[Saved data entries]
=-=-=-=-=

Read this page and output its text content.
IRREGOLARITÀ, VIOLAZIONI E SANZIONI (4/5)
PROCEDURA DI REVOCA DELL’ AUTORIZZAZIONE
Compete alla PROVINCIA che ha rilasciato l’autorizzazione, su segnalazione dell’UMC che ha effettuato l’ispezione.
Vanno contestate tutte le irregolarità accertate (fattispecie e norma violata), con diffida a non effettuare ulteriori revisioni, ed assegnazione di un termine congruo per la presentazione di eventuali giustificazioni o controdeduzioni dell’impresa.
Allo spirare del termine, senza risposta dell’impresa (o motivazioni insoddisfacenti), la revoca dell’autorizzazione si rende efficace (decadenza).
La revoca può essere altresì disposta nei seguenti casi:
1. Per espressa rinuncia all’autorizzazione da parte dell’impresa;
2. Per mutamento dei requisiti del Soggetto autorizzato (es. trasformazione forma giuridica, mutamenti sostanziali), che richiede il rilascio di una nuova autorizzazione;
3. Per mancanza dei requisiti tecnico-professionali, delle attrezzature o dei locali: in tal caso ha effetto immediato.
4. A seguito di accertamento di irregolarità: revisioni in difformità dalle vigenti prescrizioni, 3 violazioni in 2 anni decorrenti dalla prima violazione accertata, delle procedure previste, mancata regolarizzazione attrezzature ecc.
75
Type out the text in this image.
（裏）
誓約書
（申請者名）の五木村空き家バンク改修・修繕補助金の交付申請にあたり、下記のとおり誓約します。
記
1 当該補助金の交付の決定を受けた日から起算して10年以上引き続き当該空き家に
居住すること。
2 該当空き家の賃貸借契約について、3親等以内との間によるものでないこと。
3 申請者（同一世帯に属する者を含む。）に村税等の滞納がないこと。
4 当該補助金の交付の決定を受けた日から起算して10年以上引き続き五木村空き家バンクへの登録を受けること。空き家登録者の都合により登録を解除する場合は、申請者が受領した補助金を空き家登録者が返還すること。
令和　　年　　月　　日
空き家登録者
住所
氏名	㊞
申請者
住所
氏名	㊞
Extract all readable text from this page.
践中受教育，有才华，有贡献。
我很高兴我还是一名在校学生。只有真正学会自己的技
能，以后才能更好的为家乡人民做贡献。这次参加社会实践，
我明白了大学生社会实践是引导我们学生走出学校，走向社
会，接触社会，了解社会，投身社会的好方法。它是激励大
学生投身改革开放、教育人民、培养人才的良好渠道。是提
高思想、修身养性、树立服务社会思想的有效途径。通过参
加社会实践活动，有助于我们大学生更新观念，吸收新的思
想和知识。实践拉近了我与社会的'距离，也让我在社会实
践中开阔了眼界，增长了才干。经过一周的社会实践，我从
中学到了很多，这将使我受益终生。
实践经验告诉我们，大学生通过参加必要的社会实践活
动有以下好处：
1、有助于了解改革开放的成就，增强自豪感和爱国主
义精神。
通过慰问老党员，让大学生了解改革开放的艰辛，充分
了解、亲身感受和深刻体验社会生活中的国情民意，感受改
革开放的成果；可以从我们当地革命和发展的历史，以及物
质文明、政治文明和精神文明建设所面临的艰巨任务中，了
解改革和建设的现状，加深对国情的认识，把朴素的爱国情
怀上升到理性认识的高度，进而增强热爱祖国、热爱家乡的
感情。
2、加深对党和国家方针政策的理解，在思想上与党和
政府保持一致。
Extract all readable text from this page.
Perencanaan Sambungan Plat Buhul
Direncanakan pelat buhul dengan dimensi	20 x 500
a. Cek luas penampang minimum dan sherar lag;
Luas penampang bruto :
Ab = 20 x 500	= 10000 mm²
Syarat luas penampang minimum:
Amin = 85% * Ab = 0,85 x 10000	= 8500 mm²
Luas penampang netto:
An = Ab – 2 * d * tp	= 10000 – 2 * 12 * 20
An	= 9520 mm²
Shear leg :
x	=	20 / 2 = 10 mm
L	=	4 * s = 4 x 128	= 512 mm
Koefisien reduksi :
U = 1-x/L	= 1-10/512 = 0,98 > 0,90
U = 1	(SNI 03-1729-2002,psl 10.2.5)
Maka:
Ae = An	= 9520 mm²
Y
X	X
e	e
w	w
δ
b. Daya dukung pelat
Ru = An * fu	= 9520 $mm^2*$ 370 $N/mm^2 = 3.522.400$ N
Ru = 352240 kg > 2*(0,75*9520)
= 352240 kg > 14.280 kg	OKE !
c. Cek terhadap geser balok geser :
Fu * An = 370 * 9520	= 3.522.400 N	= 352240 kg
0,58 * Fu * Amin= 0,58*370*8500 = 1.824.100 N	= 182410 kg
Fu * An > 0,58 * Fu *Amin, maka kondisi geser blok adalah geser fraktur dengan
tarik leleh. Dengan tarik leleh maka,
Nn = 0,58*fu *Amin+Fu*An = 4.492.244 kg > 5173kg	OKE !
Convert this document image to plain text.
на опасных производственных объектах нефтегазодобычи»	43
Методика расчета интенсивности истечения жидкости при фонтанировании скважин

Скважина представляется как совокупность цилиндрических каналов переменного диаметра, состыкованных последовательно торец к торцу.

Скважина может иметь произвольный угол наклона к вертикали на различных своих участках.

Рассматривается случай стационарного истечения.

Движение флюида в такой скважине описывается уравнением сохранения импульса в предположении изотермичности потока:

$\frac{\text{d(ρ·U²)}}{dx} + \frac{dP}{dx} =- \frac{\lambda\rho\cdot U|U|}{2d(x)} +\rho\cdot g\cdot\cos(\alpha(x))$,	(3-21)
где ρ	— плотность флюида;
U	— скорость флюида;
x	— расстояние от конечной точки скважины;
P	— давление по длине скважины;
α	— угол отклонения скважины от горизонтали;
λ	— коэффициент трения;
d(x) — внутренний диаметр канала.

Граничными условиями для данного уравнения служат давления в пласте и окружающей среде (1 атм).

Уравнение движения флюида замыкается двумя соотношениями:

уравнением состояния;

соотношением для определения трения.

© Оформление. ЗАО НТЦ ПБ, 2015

=-=-=-=-=

Where a line above contains the word "attrezzature", copy that line.

Reply to the exercise
3. Per mancanza dei requisiti tecnico-professionali, delle attrezzature o dei locali: in tal caso ha effetto immediato.
4. A seguito di accertamento di irregolarità: revisioni in difformità dalle vigenti prescrizioni, 3 violazioni in 2 anni decorrenti dalla prima violazione accertata, delle procedure previste, mancata regolarizzazione attrezzature ecc.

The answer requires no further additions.